--- EXCERPTED RECORDS ---
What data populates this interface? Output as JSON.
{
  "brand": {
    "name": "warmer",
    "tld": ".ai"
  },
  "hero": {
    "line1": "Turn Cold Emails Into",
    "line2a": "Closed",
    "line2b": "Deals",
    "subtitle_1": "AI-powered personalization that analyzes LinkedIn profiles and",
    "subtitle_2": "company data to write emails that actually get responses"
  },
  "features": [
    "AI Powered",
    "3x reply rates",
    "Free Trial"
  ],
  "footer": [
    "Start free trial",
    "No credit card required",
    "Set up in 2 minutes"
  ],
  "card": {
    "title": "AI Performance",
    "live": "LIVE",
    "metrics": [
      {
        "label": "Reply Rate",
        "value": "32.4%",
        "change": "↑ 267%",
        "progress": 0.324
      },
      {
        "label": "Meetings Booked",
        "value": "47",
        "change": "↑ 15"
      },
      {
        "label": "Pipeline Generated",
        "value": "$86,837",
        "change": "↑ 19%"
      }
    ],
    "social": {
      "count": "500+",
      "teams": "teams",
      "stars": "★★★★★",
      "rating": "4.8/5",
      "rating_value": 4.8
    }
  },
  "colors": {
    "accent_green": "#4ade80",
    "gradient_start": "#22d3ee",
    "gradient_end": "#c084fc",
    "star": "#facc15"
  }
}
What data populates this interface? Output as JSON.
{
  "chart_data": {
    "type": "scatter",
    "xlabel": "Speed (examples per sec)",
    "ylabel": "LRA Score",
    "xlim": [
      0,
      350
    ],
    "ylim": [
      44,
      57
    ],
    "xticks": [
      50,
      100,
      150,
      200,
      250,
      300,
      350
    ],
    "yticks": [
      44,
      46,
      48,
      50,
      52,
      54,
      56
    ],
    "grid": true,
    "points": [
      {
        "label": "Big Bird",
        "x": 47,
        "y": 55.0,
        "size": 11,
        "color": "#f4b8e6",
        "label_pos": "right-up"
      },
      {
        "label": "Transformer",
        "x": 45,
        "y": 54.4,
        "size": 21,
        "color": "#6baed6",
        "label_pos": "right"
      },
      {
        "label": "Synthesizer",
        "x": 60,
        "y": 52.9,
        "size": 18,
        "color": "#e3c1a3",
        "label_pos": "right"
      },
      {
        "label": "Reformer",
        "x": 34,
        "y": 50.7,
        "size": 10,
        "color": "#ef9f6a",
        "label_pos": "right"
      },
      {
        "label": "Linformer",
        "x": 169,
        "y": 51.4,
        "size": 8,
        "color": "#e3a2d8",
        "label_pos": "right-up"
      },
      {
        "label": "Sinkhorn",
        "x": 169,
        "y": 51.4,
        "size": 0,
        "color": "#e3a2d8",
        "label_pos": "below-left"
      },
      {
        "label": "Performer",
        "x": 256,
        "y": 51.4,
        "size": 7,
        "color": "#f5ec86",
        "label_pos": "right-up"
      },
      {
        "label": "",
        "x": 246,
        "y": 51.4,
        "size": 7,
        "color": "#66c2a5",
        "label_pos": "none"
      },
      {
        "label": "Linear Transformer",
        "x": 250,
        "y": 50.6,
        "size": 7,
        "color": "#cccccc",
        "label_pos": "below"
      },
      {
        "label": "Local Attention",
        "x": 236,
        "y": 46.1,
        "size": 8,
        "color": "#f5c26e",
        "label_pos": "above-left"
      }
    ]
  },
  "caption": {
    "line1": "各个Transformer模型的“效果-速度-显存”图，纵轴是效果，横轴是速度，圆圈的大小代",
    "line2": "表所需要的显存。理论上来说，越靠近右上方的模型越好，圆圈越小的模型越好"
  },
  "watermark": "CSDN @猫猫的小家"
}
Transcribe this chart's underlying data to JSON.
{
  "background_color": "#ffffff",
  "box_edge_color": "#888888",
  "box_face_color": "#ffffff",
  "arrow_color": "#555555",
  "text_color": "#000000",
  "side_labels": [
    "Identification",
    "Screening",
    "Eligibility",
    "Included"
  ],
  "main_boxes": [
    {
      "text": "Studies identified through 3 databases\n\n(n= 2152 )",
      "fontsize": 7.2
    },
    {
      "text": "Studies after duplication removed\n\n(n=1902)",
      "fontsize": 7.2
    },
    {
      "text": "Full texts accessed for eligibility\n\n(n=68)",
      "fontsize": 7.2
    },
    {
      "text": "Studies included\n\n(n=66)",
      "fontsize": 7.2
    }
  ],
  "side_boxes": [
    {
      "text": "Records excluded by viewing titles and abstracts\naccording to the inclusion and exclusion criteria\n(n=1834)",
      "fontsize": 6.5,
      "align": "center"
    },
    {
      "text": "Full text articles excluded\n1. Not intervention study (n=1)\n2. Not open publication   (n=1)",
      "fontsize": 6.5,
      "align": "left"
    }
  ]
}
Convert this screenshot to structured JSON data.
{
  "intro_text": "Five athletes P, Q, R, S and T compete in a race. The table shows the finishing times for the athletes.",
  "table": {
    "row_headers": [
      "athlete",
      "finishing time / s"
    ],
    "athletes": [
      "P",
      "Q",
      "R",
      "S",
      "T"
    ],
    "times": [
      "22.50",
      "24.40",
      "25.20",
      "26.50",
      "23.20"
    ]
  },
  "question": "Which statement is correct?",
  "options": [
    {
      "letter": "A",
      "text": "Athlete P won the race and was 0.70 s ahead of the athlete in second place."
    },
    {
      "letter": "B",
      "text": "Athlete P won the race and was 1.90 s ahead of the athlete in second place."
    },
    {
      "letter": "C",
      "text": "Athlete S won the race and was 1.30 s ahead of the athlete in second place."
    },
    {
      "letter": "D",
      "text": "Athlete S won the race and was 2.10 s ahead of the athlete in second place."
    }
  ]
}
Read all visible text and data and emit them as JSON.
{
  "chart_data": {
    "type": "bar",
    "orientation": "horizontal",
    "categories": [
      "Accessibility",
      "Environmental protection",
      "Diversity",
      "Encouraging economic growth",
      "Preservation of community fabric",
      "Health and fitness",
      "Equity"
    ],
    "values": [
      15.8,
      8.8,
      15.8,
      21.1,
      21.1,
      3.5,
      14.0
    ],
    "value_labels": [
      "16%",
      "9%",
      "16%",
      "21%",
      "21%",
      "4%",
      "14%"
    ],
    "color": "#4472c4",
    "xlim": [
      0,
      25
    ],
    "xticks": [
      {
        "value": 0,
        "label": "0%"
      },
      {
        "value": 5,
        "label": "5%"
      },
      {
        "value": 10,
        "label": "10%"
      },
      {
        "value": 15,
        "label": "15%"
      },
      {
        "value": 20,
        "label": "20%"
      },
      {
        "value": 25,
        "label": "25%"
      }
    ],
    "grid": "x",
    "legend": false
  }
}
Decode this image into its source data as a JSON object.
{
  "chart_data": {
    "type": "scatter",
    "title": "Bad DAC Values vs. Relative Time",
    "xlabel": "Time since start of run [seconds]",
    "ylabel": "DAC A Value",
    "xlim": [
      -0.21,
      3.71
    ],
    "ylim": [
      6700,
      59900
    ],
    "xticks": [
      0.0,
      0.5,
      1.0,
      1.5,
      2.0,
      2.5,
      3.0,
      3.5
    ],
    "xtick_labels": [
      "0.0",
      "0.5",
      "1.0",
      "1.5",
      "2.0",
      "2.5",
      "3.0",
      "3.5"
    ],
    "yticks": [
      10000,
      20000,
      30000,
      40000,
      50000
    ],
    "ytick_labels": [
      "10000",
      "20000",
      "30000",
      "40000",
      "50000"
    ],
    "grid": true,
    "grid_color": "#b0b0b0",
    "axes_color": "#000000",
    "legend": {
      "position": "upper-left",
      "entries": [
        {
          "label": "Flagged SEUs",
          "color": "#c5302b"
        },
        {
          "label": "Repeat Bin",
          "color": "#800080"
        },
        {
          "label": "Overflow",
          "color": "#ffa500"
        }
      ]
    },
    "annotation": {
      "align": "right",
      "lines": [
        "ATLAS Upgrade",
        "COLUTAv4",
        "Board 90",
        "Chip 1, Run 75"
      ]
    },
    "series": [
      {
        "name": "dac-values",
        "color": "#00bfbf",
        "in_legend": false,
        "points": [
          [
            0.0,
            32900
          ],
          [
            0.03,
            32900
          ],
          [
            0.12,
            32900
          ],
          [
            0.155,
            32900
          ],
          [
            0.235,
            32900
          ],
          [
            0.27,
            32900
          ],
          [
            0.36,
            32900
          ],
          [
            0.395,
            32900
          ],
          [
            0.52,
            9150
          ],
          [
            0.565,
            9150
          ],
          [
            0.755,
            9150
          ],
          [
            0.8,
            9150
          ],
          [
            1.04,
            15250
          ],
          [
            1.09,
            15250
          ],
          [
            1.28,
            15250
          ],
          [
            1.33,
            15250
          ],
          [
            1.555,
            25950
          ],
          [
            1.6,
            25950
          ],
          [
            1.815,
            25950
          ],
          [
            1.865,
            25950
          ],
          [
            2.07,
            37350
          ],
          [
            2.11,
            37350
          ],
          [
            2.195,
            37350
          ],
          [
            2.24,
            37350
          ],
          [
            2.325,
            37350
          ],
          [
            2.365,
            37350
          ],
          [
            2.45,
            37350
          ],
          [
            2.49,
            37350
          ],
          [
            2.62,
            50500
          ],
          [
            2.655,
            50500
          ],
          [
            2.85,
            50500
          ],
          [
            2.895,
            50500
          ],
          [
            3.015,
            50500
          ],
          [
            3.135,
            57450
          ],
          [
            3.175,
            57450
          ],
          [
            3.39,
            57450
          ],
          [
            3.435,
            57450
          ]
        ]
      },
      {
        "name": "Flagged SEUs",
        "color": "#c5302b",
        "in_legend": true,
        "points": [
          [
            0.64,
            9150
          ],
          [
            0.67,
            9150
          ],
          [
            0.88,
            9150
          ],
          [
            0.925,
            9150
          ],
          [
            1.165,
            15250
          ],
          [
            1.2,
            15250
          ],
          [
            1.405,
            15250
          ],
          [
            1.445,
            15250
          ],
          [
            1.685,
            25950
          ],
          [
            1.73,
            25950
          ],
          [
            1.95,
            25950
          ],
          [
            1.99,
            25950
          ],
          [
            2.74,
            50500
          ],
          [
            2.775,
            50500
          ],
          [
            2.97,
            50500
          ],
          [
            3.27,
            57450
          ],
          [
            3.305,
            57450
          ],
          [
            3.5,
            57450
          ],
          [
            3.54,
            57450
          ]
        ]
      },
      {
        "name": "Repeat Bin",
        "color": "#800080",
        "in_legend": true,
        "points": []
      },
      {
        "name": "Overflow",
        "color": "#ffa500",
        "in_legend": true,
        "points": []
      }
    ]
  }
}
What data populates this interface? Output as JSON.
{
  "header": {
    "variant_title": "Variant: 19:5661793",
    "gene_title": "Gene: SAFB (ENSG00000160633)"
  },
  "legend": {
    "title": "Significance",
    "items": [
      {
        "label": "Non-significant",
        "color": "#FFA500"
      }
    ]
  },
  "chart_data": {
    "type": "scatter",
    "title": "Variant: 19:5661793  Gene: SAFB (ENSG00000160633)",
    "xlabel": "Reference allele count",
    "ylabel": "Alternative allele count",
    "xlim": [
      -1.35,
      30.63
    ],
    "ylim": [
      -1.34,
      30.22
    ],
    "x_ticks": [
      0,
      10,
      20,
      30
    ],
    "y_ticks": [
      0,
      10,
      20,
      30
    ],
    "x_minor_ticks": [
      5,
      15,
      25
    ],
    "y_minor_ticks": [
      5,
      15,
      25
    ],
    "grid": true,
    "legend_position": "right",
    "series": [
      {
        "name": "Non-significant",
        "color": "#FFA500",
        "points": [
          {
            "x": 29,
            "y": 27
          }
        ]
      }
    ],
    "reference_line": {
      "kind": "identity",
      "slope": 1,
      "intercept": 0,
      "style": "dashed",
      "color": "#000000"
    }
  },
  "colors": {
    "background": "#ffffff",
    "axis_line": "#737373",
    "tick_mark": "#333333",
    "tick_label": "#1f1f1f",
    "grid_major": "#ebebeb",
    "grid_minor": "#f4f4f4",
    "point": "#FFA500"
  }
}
---
## GIVEN TASK
Among the lines above, how many contain the string "SAFB"? State the number alone.

## IN RESPONSE
2